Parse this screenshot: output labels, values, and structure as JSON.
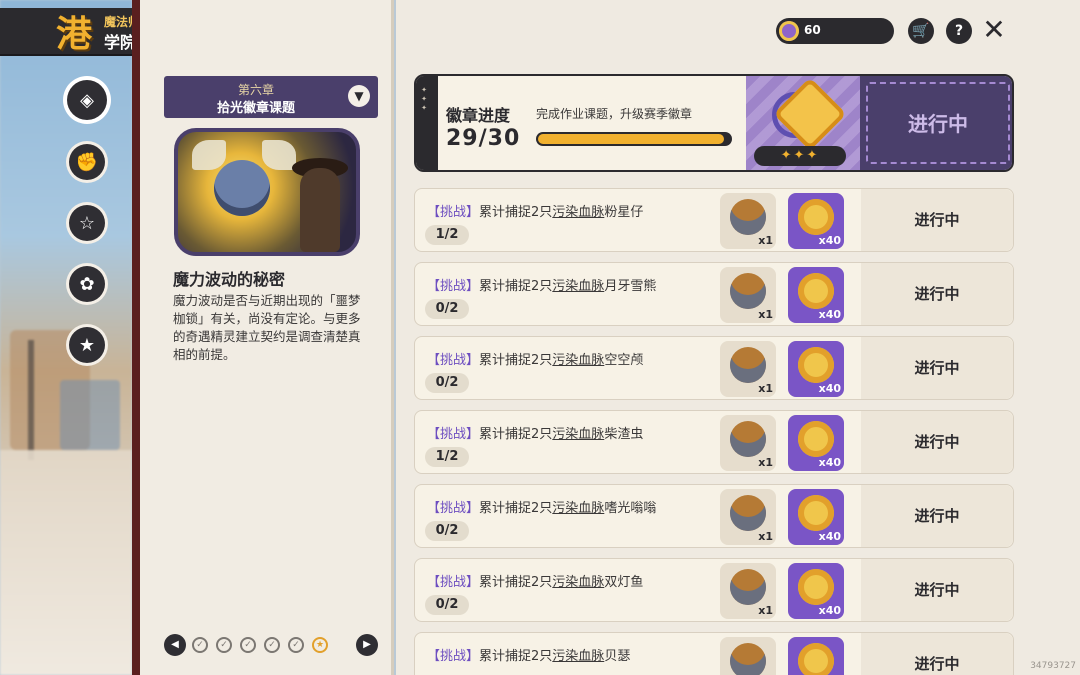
{
  "header": {
    "logo": "港",
    "subtitle": "魔法师手册",
    "title": "学院作业"
  },
  "nav_icons": [
    "assignment-icon",
    "fist-icon",
    "star-badge-icon",
    "paw-icon",
    "book-star-icon"
  ],
  "chapter": {
    "number": "第六章",
    "name": "拾光徽章课题",
    "story_title": "魔力波动的秘密",
    "story_text": "魔力波动是否与近期出现的「噩梦枷锁」有关，尚没有定论。与更多的奇遇精灵建立契约是调查清楚真相的前提。"
  },
  "pager": {
    "dots": 6,
    "current_star_index": 5
  },
  "topbar": {
    "currency_value": "60",
    "shop_icon": "cart-icon",
    "help_label": "?",
    "close_label": "✕"
  },
  "badge_progress": {
    "title": "徽章进度",
    "description": "完成作业课题，升级赛季徽章",
    "progress_text": "29/30",
    "progress_fraction": 0.967,
    "stars": "✦✦✦",
    "status": "进行中"
  },
  "tasks": [
    {
      "tag": "【挑战】",
      "prefix": "累计捕捉2只",
      "u": "污染血脉",
      "name": "粉星仔",
      "progress": "1/2",
      "reward1": "x1",
      "reward2": "x40",
      "status": "进行中"
    },
    {
      "tag": "【挑战】",
      "prefix": "累计捕捉2只",
      "u": "污染血脉",
      "name": "月牙雪熊",
      "progress": "0/2",
      "reward1": "x1",
      "reward2": "x40",
      "status": "进行中"
    },
    {
      "tag": "【挑战】",
      "prefix": "累计捕捉2只",
      "u": "污染血脉",
      "name": "空空颅",
      "progress": "0/2",
      "reward1": "x1",
      "reward2": "x40",
      "status": "进行中"
    },
    {
      "tag": "【挑战】",
      "prefix": "累计捕捉2只",
      "u": "污染血脉",
      "name": "柴渣虫",
      "progress": "1/2",
      "reward1": "x1",
      "reward2": "x40",
      "status": "进行中"
    },
    {
      "tag": "【挑战】",
      "prefix": "累计捕捉2只",
      "u": "污染血脉",
      "name": "嗜光嗡嗡",
      "progress": "0/2",
      "reward1": "x1",
      "reward2": "x40",
      "status": "进行中"
    },
    {
      "tag": "【挑战】",
      "prefix": "累计捕捉2只",
      "u": "污染血脉",
      "name": "双灯鱼",
      "progress": "0/2",
      "reward1": "x1",
      "reward2": "x40",
      "status": "进行中"
    },
    {
      "tag": "【挑战】",
      "prefix": "累计捕捉2只",
      "u": "污染血脉",
      "name": "贝瑟",
      "progress": "",
      "reward1": "",
      "reward2": "",
      "status": "进行中"
    }
  ],
  "uid": "34793727"
}
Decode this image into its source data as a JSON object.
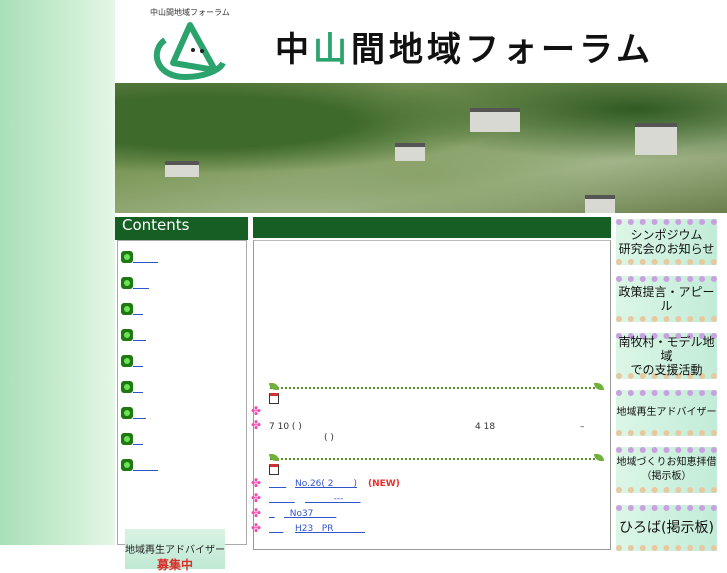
{
  "header": {
    "logo_text": "中山間地域フォーラム",
    "title_a": "中",
    "title_b": "山",
    "title_c": "間地域フォーラム"
  },
  "left": {
    "heading": "Contents",
    "links": [
      "        ",
      "     ",
      "   ",
      "    ",
      "   ",
      "   ",
      "    ",
      "   ",
      "        "
    ],
    "banner": {
      "line1": "地域再生アドバイザー",
      "line2": "募集中"
    }
  },
  "main": {
    "event": {
      "date": "7 10 ( )",
      "day": "4 18",
      "dash": "–",
      "paren": "( )"
    },
    "news": [
      {
        "pre": "      ",
        "label": "No.26( 2       )",
        "badge": "(NEW)"
      },
      {
        "pre": "         ",
        "label": "          ---      "
      },
      {
        "pre": "  ",
        "label": "  No37        "
      },
      {
        "pre": "     ",
        "label": "H23   PR           "
      }
    ]
  },
  "right": {
    "buttons": [
      "シンポジウム\n研究会のお知らせ",
      "政策提言・アピール",
      "南牧村・モデル地域\nでの支援活動",
      "地域再生アドバイザー",
      "地域づくりお知恵拝借\n（掲示板）",
      "ひろば(掲示板)"
    ]
  }
}
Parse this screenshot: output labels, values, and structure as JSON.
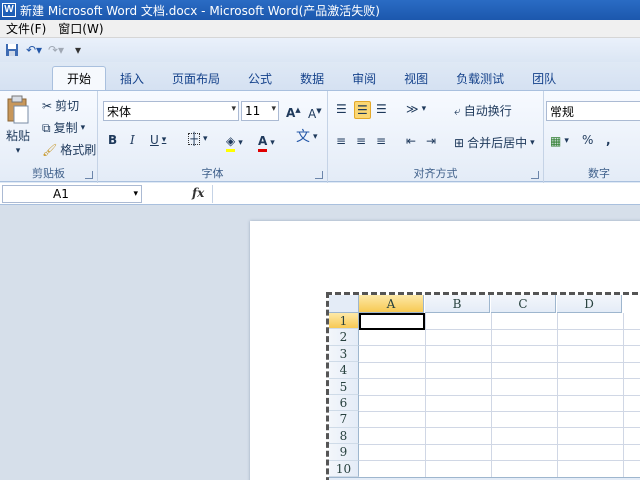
{
  "window": {
    "title": "新建 Microsoft Word 文档.docx - Microsoft Word(产品激活失败)"
  },
  "menubar": {
    "items": [
      "文件(F)",
      "窗口(W)"
    ]
  },
  "tabs": [
    "开始",
    "插入",
    "页面布局",
    "公式",
    "数据",
    "审阅",
    "视图",
    "负载测试",
    "团队"
  ],
  "active_tab": "开始",
  "ribbon": {
    "clipboard": {
      "label": "剪贴板",
      "paste": "粘贴",
      "cut": "剪切",
      "copy": "复制",
      "format_painter": "格式刷"
    },
    "font": {
      "label": "字体",
      "font_name": "宋体",
      "font_size": "11",
      "bold": "B",
      "italic": "I",
      "underline": "U"
    },
    "alignment": {
      "label": "对齐方式",
      "wrap_text": "自动换行",
      "merge_center": "合并后居中"
    },
    "number": {
      "label": "数字",
      "format": "常规",
      "percent": "%",
      "comma": ","
    }
  },
  "formula_bar": {
    "name_box": "A1",
    "fx": "fx"
  },
  "sheet": {
    "columns": [
      "A",
      "B",
      "C",
      "D"
    ],
    "rows": [
      "1",
      "2",
      "3",
      "4",
      "5",
      "6",
      "7",
      "8",
      "9",
      "10"
    ],
    "selected_cell": "A1"
  },
  "colors": {
    "title_bar": "#1e5fb7",
    "accent": "#fbd774"
  }
}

# # # # #

**Direction**
Print the listing above in full, exactly as written. Omit any pictures.

**Result for this exercise**
Parse this screenshot: output labels, values, and structure as JSON.
{
  "header": {
    "logo": "港",
    "subtitle": "魔法师手册",
    "title": "学院作业"
  },
  "nav_icons": [
    "assignment-icon",
    "fist-icon",
    "star-badge-icon",
    "paw-icon",
    "book-star-icon"
  ],
  "chapter": {
    "number": "第六章",
    "name": "拾光徽章课题",
    "story_title": "魔力波动的秘密",
    "story_text": "魔力波动是否与近期出现的「噩梦枷锁」有关，尚没有定论。与更多的奇遇精灵建立契约是调查清楚真相的前提。"
  },
  "pager": {
    "dots": 6,
    "current_star_index": 5
  },
  "topbar": {
    "currency_value": "60",
    "shop_icon": "cart-icon",
    "help_label": "?",
    "close_label": "✕"
  },
  "badge_progress": {
    "title": "徽章进度",
    "description": "完成作业课题，升级赛季徽章",
    "progress_text": "29/30",
    "progress_fraction": 0.967,
    "stars": "✦✦✦",
    "status": "进行中"
  },
  "tasks": [
    {
      "tag": "【挑战】",
      "prefix": "累计捕捉2只",
      "u": "污染血脉",
      "name": "粉星仔",
      "progress": "1/2",
      "reward1": "x1",
      "reward2": "x40",
      "status": "进行中"
    },
    {
      "tag": "【挑战】",
      "prefix": "累计捕捉2只",
      "u": "污染血脉",
      "name": "月牙雪熊",
      "progress": "0/2",
      "reward1": "x1",
      "reward2": "x40",
      "status": "进行中"
    },
    {
      "tag": "【挑战】",
      "prefix": "累计捕捉2只",
      "u": "污染血脉",
      "name": "空空颅",
      "progress": "0/2",
      "reward1": "x1",
      "reward2": "x40",
      "status": "进行中"
    },
    {
      "tag": "【挑战】",
      "prefix": "累计捕捉2只",
      "u": "污染血脉",
      "name": "柴渣虫",
      "progress": "1/2",
      "reward1": "x1",
      "reward2": "x40",
      "status": "进行中"
    },
    {
      "tag": "【挑战】",
      "prefix": "累计捕捉2只",
      "u": "污染血脉",
      "name": "嗜光嗡嗡",
      "progress": "0/2",
      "reward1": "x1",
      "reward2": "x40",
      "status": "进行中"
    },
    {
      "tag": "【挑战】",
      "prefix": "累计捕捉2只",
      "u": "污染血脉",
      "name": "双灯鱼",
      "progress": "0/2",
      "reward1": "x1",
      "reward2": "x40",
      "status": "进行中"
    },
    {
      "tag": "【挑战】",
      "prefix": "累计捕捉2只",
      "u": "污染血脉",
      "name": "贝瑟",
      "progress": "",
      "reward1": "",
      "reward2": "",
      "status": "进行中"
    }
  ],
  "uid": "34793727"
}
Decode this image into its source data as a JSON object.
{
  "header": {
    "logo_text": "中山間地域フォーラム",
    "title_a": "中",
    "title_b": "山",
    "title_c": "間地域フォーラム"
  },
  "left": {
    "heading": "Contents",
    "links": [
      "        ",
      "     ",
      "   ",
      "    ",
      "   ",
      "   ",
      "    ",
      "   ",
      "        "
    ],
    "banner": {
      "line1": "地域再生アドバイザー",
      "line2": "募集中"
    }
  },
  "main": {
    "event": {
      "date": "7 10 ( )",
      "day": "4 18",
      "dash": "–",
      "paren": "( )"
    },
    "news": [
      {
        "pre": "      ",
        "label": "No.26( 2       )",
        "badge": "(NEW)"
      },
      {
        "pre": "         ",
        "label": "          ---      "
      },
      {
        "pre": "  ",
        "label": "  No37        "
      },
      {
        "pre": "     ",
        "label": "H23   PR           "
      }
    ]
  },
  "right": {
    "buttons": [
      "シンポジウム\n研究会のお知らせ",
      "政策提言・アピール",
      "南牧村・モデル地域\nでの支援活動",
      "地域再生アドバイザー",
      "地域づくりお知恵拝借\n（掲示板）",
      "ひろば(掲示板)"
    ]
  }
}
Parse this screenshot: output labels, values, and structure as JSON.
{
  "window": {
    "title": "新建 Microsoft Word 文档.docx - Microsoft Word(产品激活失败)"
  },
  "menubar": {
    "items": [
      "文件(F)",
      "窗口(W)"
    ]
  },
  "tabs": [
    "开始",
    "插入",
    "页面布局",
    "公式",
    "数据",
    "审阅",
    "视图",
    "负载测试",
    "团队"
  ],
  "active_tab": "开始",
  "ribbon": {
    "clipboard": {
      "label": "剪贴板",
      "paste": "粘贴",
      "cut": "剪切",
      "copy": "复制",
      "format_painter": "格式刷"
    },
    "font": {
      "label": "字体",
      "font_name": "宋体",
      "font_size": "11",
      "bold": "B",
      "italic": "I",
      "underline": "U"
    },
    "alignment": {
      "label": "对齐方式",
      "wrap_text": "自动换行",
      "merge_center": "合并后居中"
    },
    "number": {
      "label": "数字",
      "format": "常规",
      "percent": "%",
      "comma": ","
    }
  },
  "formula_bar": {
    "name_box": "A1",
    "fx": "fx"
  },
  "sheet": {
    "columns": [
      "A",
      "B",
      "C",
      "D"
    ],
    "rows": [
      "1",
      "2",
      "3",
      "4",
      "5",
      "6",
      "7",
      "8",
      "9",
      "10"
    ],
    "selected_cell": "A1"
  },
  "colors": {
    "title_bar": "#1e5fb7",
    "accent": "#fbd774"
  }
}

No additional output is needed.